## 目標
提示文によると、経営者自身の言葉による情報発信が注目されているのはなぜか。提示文に書かれている流れに沿って説明せよ。

## 提示文
***
「何を買うか」ではなく「誰から買うか」の時代 「経営者による情報発信」が、消費者の共感を呼ぶ!?

働き方

近年は多くの商品やサービスがコモディティ化し、その差別化が難しくなっています。そんな中で、消費者は「何を買うか」よりも「誰から買うか」を重視していると言われています。商品やサービスがどのような想いでどうやって生まれたのか、誰が作っているのか、消費者はその背景にある「物語」を知りたがっています。そこで、経営者自身の言葉での情報発信が注目されているのです。今回はこの経営者の情報発信について、注目される背景やメリットデメリット、発信のポイントから、中小企業で発信に成功している事例まで詳しくご紹介します。

「経営者の発信」が注目される背景

ここ数年、中小企業を中心に経営者が自身の言葉で想いやビジョンを発信するケースが増えています。一体なぜなのか、その背景について探ってみましょう。
***
## データ部分
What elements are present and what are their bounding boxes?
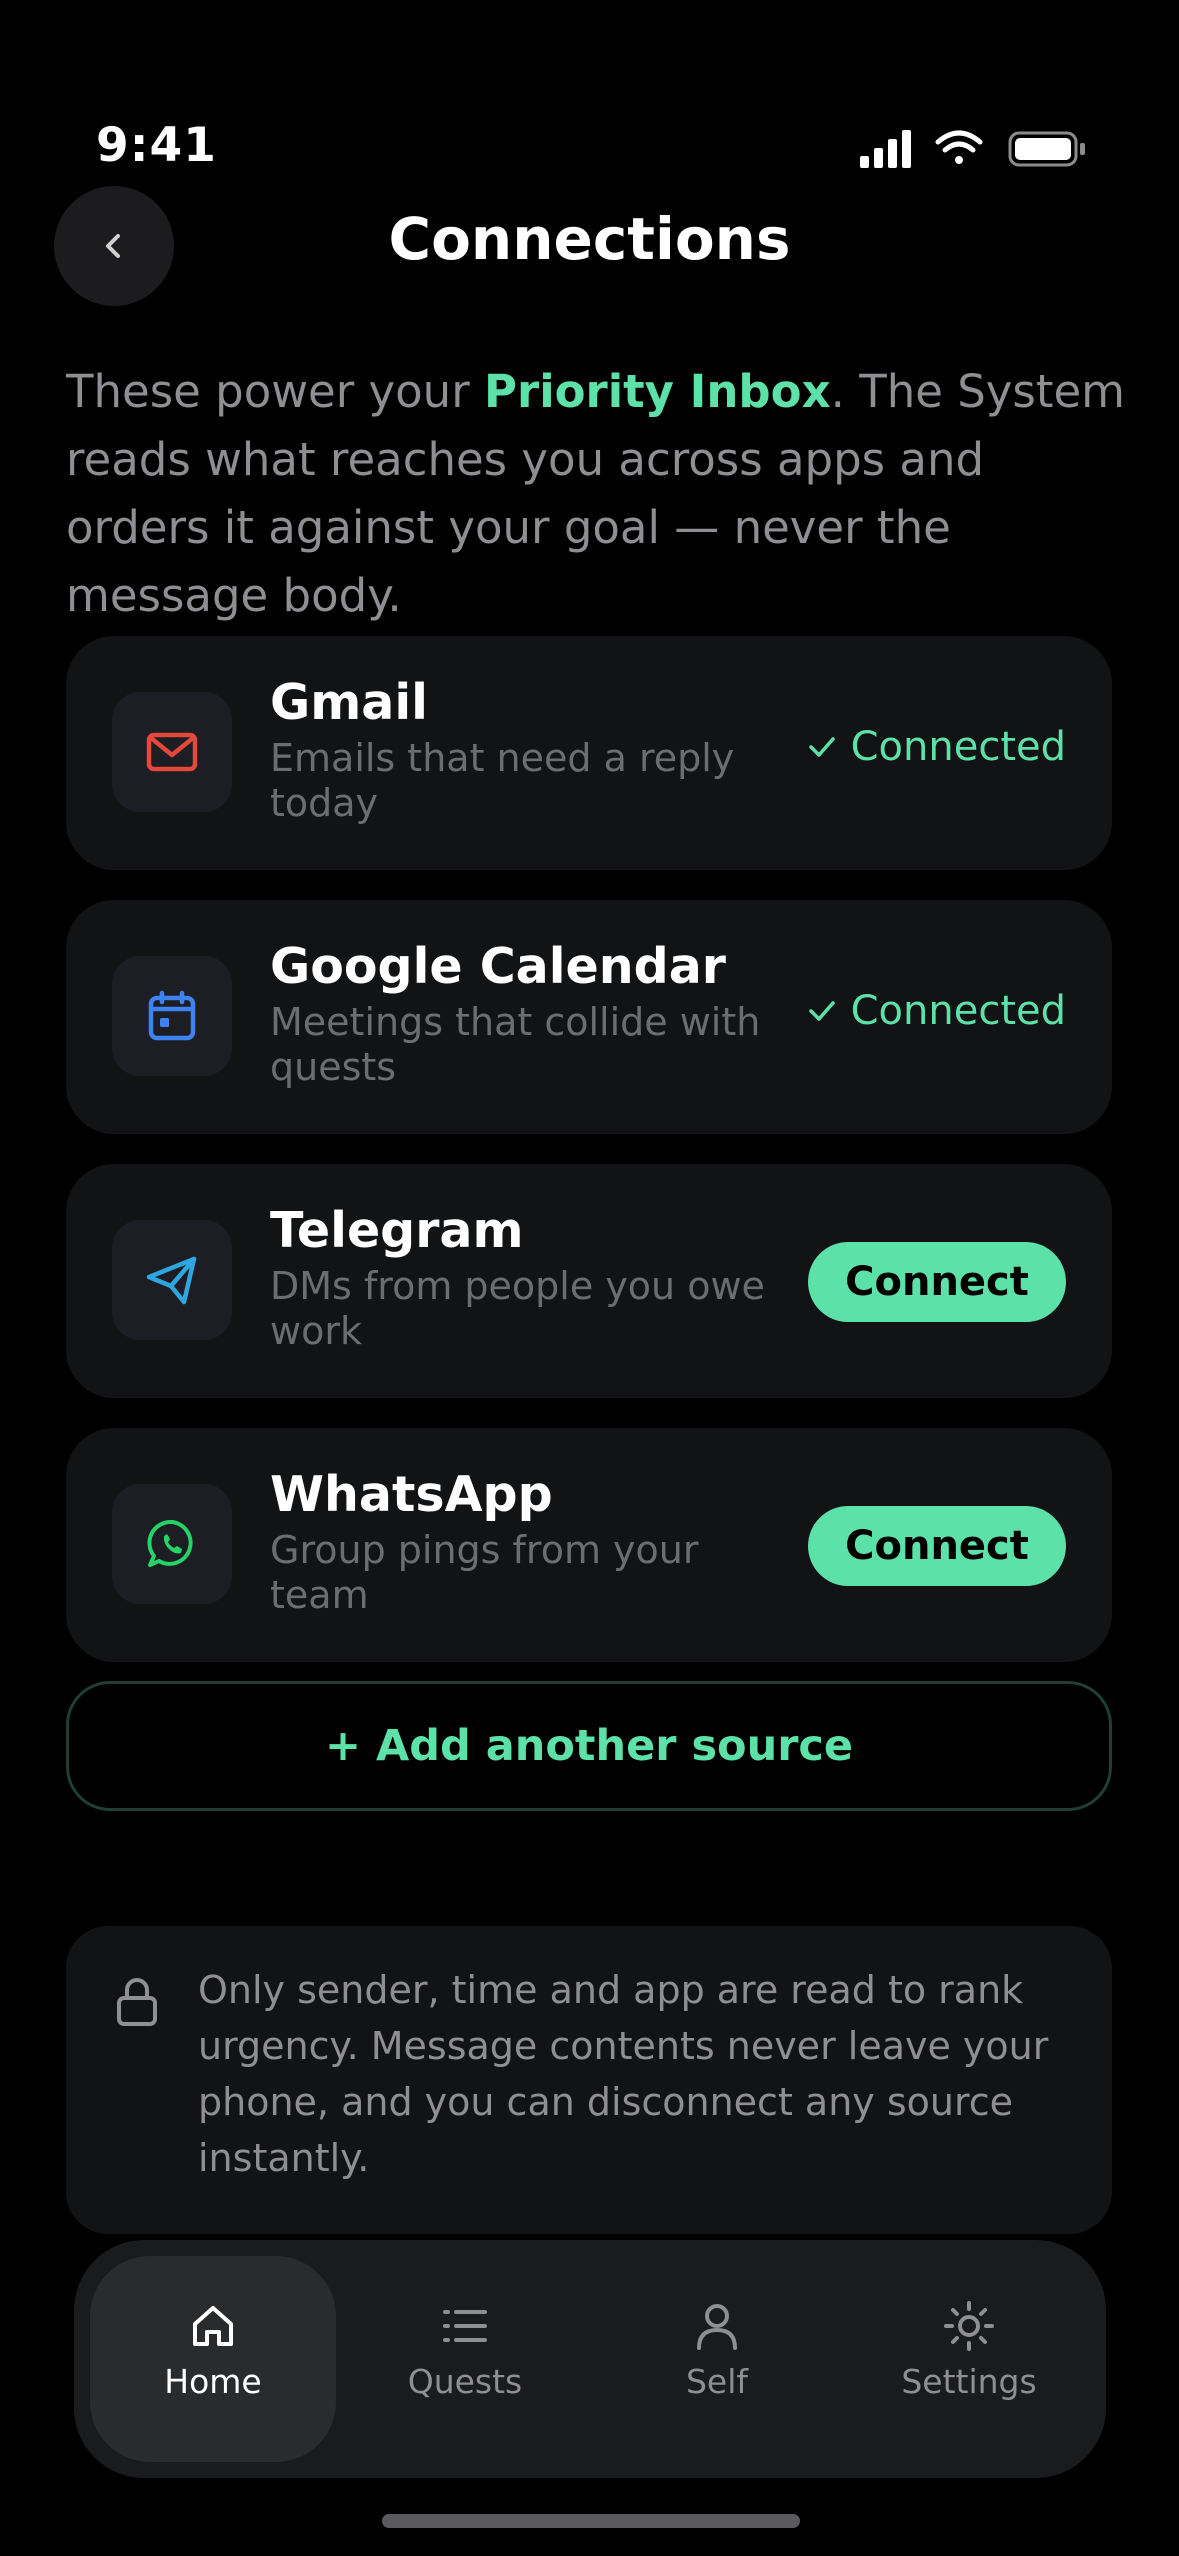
***
## 完成した課題
近年は多くの商品やサービスがコモディティ化し、差別化が難しくなっている。そのため、消費者は「何を買うか」より「誰から買うか」を重視するようになったと言われている。消費者は、商品やサービスがどのような想いでどうやって生まれたのか、誰が作っているのかという背景の「物語」を知りたがっており、それを伝える手段として経営者自身の言葉での発信が注目されている。